■ Tarefas
a. Transcreva os registros sem nenhuma alteração, começando pela primeira linha e parando depois da linha que contém "category-description: Veľkosť textu, moderátor, vysoký", incluída esta.
b. Escreva a continuação do texto sobre a história da península coreana a partir da última frase apresentada.

■ Trecho selecionado
....................
Opinião

República Popular Democrática da Coreia: Estado sitiado

05/04/2016

A península coreana, em sua longa história, sempre teve seu destino marcado pelo intervencionismo e por invasões.

A luta por uma Coreia soberana sofreu seus maiores reveses no século XX, onde as turbulências deste conturbado período marcaram profundamente a história da região.

Gaio Doria, para o Resistência*

O governo colonial japonês (1910-1945), em sua escalada imperialista, utilizou a Coreia como base para suprir a demanda japonesa de alimentos, commodities e trabalho e, em contrapartida, exportar/impor produtos de fabricação japonesa ao mercado coreano. Devido a sua localização estratégica, também serviu como base militar para as agressões japonesas no continente asiático. Apesar de muitos historiadores lembrarem que a Coreia foi industrializada neste período, este progresso não veio sem custo. Sustentar a expansão do imperialismo japonês custou caro ao povo coreano.

As escravas sexuais e o trabalho forçado de milhões de coreanos são alguns exemplos dos crimes perpetrados pelos japoneses durante o período de dominação. A exploração foi tão brutal que chegou a obrigar os coreanos a abandonar sua língua e religião. O ensino e uso obrigatório do japonês  foram introduzidos em conjunto com a prática de adotar nomes japoneses, numa clara tentativa de liquidar a nação coreana da face da terra.

Mesmo após a assinatura da rendição japonesa, os coreanos não se viram livres do intervencionismo. Seu país foi divido em dois – no paralelo 38 – pelas superpotências da época. Não demorou para que esta divisão se transformasse em um dos maiores conflitos do século XX. A Guerra da Coreia (1950-53), como ficou conhecida, terminou em um armistício que perdura até os dias atuais. Com base no estado de guerra e a suposta periculosidade da RPDC, os EUA justificam a manutenção da sua presença militar na península.
....................
■ Material fornecido
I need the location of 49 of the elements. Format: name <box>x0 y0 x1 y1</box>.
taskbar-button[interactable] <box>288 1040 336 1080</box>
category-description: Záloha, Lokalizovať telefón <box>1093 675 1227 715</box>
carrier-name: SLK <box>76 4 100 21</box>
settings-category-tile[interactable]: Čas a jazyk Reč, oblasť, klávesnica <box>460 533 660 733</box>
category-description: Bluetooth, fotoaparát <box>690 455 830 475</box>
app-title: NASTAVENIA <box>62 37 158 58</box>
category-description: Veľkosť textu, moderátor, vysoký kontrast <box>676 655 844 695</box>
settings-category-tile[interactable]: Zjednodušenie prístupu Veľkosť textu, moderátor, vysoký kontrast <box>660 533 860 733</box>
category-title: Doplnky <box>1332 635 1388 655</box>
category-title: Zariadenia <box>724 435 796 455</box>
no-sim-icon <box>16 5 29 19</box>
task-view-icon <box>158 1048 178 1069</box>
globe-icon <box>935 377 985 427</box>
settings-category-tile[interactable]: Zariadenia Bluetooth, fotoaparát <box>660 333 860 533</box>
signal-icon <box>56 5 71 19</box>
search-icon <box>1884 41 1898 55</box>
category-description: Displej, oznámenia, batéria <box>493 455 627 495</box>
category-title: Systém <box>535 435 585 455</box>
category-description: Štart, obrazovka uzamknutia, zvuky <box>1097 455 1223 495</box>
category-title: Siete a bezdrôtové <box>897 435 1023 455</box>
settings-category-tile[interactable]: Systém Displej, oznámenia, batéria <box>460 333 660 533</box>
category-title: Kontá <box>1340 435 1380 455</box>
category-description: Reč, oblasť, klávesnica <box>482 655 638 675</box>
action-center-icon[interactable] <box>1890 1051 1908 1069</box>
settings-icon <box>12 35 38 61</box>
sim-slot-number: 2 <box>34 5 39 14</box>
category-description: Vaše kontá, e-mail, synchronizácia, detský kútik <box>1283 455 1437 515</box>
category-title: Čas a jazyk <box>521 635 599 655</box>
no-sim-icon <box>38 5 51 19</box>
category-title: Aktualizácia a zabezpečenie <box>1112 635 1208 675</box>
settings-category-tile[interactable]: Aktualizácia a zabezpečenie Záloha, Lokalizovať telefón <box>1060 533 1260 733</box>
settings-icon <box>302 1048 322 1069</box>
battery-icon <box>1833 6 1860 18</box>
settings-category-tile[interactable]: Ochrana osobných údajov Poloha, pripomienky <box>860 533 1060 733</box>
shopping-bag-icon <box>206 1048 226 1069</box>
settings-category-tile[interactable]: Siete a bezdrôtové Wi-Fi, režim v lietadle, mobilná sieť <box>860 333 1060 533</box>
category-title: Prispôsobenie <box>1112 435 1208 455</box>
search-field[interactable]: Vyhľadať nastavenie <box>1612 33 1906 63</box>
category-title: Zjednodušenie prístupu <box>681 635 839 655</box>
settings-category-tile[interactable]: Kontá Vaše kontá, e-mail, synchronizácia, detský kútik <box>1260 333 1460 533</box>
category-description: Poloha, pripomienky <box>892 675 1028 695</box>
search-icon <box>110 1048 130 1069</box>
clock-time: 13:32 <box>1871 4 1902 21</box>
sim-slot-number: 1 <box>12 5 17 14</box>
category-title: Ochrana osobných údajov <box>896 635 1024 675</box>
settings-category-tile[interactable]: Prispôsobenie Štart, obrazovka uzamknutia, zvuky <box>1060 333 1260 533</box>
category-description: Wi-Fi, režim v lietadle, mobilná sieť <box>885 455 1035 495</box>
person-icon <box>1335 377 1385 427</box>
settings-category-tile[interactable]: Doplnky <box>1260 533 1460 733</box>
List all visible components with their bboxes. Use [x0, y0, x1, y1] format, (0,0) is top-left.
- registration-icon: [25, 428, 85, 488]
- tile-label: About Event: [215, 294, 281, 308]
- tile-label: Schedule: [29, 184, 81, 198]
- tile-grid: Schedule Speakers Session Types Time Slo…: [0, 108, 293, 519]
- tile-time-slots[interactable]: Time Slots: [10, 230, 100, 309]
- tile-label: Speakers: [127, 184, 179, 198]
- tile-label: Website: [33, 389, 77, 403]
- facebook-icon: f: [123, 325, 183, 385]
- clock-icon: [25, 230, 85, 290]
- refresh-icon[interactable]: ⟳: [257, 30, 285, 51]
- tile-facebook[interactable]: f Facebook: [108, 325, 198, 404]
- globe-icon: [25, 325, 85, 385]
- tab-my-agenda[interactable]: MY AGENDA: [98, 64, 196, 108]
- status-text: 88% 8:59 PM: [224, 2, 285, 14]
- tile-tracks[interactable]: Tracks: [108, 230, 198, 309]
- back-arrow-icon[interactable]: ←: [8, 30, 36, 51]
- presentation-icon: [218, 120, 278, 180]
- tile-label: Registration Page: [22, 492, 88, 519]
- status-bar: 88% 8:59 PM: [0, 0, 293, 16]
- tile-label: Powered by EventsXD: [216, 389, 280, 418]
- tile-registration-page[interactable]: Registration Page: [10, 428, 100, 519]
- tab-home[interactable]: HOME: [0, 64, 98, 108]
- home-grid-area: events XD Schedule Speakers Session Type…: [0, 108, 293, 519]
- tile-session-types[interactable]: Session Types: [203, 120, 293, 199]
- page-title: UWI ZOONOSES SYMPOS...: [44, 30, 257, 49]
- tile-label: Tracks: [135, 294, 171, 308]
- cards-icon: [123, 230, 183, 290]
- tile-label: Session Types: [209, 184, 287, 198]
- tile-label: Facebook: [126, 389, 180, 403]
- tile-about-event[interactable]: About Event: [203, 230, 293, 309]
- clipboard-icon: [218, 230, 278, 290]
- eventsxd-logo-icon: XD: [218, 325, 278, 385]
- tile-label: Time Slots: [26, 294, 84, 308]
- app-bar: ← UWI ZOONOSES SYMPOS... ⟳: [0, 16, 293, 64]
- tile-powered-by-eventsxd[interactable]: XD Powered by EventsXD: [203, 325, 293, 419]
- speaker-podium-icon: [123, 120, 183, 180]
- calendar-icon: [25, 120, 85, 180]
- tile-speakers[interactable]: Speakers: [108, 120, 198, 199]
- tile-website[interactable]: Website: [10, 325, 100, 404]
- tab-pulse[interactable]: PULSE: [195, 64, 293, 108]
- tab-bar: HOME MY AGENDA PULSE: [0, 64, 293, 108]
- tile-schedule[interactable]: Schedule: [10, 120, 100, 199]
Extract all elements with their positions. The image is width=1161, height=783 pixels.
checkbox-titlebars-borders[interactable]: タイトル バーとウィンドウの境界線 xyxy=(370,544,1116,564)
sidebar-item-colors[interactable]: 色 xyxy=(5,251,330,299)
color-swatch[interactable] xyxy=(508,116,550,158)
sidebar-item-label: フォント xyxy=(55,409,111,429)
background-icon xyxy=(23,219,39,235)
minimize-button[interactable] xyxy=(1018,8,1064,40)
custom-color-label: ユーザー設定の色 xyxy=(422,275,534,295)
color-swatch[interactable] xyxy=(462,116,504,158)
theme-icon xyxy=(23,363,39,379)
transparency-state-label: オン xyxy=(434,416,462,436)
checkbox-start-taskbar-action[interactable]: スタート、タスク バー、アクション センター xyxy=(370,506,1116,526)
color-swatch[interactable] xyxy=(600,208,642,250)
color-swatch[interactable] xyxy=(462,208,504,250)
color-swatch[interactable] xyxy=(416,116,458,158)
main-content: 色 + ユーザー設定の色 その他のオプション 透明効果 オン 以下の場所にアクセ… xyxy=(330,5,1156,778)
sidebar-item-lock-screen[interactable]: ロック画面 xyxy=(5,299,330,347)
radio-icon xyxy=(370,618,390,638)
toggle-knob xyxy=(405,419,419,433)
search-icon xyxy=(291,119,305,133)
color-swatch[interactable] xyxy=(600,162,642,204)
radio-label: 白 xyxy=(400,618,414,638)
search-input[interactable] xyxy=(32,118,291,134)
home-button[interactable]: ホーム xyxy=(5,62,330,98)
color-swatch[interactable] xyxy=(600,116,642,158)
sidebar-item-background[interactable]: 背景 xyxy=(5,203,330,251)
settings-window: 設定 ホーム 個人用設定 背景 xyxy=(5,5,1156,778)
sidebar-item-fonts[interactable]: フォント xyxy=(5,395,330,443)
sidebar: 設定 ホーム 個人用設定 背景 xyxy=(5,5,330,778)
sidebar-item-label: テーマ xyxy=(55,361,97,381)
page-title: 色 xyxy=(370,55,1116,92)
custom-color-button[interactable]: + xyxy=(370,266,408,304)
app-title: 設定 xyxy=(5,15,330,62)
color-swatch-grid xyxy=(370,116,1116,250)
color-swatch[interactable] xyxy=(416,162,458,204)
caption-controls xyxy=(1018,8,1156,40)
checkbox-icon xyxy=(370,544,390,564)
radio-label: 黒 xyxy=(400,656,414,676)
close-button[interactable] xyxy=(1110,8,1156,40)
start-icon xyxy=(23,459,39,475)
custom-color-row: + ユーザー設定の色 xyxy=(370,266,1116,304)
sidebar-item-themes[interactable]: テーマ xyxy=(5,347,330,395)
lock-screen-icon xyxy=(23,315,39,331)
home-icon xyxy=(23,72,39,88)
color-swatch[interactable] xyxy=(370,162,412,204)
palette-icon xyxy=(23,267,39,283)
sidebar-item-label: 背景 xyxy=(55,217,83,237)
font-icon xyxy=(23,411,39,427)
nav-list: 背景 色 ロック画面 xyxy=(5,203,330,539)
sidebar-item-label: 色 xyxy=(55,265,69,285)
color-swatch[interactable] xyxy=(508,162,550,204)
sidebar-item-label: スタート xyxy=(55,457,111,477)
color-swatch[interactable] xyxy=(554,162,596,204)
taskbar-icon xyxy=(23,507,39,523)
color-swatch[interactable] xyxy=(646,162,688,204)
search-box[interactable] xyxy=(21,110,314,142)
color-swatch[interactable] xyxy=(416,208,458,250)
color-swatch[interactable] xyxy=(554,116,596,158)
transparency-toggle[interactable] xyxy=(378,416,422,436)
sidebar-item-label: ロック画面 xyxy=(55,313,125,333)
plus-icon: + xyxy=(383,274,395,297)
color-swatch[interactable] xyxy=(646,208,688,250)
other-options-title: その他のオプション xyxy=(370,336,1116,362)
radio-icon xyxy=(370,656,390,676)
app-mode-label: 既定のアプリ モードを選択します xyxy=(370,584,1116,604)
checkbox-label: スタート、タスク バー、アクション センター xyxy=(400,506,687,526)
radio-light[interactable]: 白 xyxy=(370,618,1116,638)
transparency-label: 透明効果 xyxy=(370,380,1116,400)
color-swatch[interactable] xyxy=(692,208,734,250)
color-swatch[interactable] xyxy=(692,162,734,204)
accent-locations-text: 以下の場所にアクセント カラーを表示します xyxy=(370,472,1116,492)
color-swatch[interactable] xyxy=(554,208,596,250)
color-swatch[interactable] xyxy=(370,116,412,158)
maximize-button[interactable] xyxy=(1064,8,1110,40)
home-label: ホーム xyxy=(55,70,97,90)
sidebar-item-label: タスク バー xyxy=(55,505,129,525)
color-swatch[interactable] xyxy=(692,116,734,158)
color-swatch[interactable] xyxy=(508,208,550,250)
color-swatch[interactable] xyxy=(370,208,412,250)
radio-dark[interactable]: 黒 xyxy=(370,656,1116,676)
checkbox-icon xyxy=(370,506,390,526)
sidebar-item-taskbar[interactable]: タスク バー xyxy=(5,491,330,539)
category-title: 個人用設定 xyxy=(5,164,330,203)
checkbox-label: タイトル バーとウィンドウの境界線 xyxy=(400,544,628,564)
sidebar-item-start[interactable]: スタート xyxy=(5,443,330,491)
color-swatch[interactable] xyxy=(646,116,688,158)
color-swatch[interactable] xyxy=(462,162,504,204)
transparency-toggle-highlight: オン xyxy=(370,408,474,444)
....................
■ Respostas
a.
I need the location of 49 of the elements. Format: name <box>x0 y0 x1 y1</box>.
taskbar-button[interactable] <box>288 1040 336 1080</box>
category-description: Záloha, Lokalizovať telefón <box>1093 675 1227 715</box>
carrier-name: SLK <box>76 4 100 21</box>
settings-category-tile[interactable]: Čas a jazyk Reč, oblasť, klávesnica <box>460 533 660 733</box>
category-description: Bluetooth, fotoaparát <box>690 455 830 475</box>
app-title: NASTAVENIA <box>62 37 158 58</box>
category-description: Veľkosť textu, moderátor, vysoký kontrast <box>676 655 844 695</box>

b.
Não podemos cair na armadilha de resumir o debate sobre a questão coreana em quem exatamente iniciou o conflito de 1950. Pouco importa do ponto de vista político, há documentos que comprovavam que ambos os lados planejavam unificar o país via ação armada. O ponto crucial desta discussão é perceber e reconhecer que o povo coreano permanece dividido, com sua parte sul ocupada e dominada por uma potência estrangeira.

Qualquer análise honesta sobre a península coreana  deve levar em consideração o exposto acima. Posto isto, passemos a uma breve análise da situação atual da RPDC.

Desde o colapso do socialismo real, a RPDC tem sofrido constantemente o maior bloqueio econômico e as maiores provocações da história dos Estados modernos. Arriscamos argumentar que não há caso semelhante na história, nenhuma nação soberana foi submetida a tamanha pressão e agressão como a RPDC. As razões são várias, mas todas se concentram na natureza estratégica da região e no fato dos EUA terem ali, “perdido” sua primeira guerra após sua ascensão como potência.

Mesmo com todas as adversidades enfrentadas, a RPDC não só foi capaz de prover um padrão de vida mínimo aos seus cidadãos, mas também de produzir satélites e dominar os segredos da energia nuclear, as duas tecnologias mais estratégicas e mais bem guardadas pelos países capitalistas avançados.  E justamente por isto, incomoda tanto.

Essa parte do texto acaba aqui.